Collected data entries
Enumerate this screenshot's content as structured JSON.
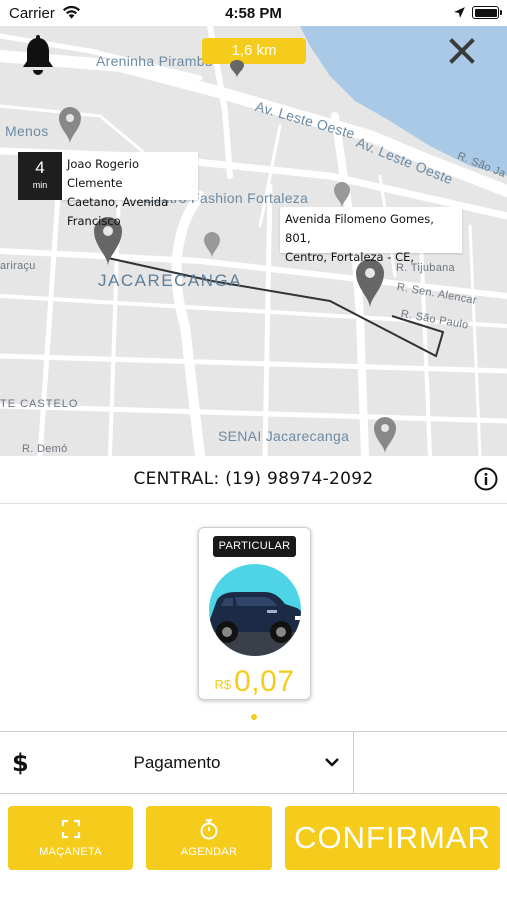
{
  "status_bar": {
    "carrier": "Carrier",
    "time": "4:58 PM"
  },
  "map": {
    "distance": "1,6 km",
    "eta": {
      "value": "4",
      "unit": "min"
    },
    "origin_address": [
      "Joao Rogerio Clemente",
      "Caetano, Avenida Francisco"
    ],
    "destination_address": [
      "Avenida Filomeno Gomes, 801,",
      "Centro, Fortaleza - CE,"
    ],
    "labels": {
      "areninha": "Areninha Pirambu",
      "menos": "Menos",
      "leste_oeste_1": "Av. Leste Oeste",
      "leste_oeste_2": "Av. Leste Oeste",
      "sao_jao": "R. São Ja",
      "fashion": "Centro Fashion Fortaleza",
      "jacarecanga": "JACARECANGA",
      "iracu": "ariraçu",
      "tijubana": "R. Tijubana",
      "sen_alencar": "R. Sen. Alencar",
      "sao_paulo": "R. São Paulo",
      "castelo": "TE CASTELO",
      "senai": "SENAI Jacarecanga",
      "demo": "R. Demó"
    },
    "colors": {
      "land": "#e6e6e6",
      "water": "#a9c9e6",
      "road": "#ffffff",
      "route": "#333333",
      "pin": "#666666"
    }
  },
  "central": {
    "text": "CENTRAL: (19) 98974-2092"
  },
  "vehicle": {
    "label": "PARTICULAR",
    "currency": "R$",
    "price": "0,07"
  },
  "payment": {
    "icon": "$",
    "label": "Pagamento"
  },
  "buttons": {
    "macaneta": "MAÇANETA",
    "agendar": "AGENDAR",
    "confirmar": "CONFIRMAR"
  },
  "accent_color": "#f5cc1c"
}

Written instruction:
From the entries above, list each line with "Centro" in it.

Result of this exercise:
      "Centro, Fortaleza - CE,"
      "fashion": "Centro Fashion Fortaleza",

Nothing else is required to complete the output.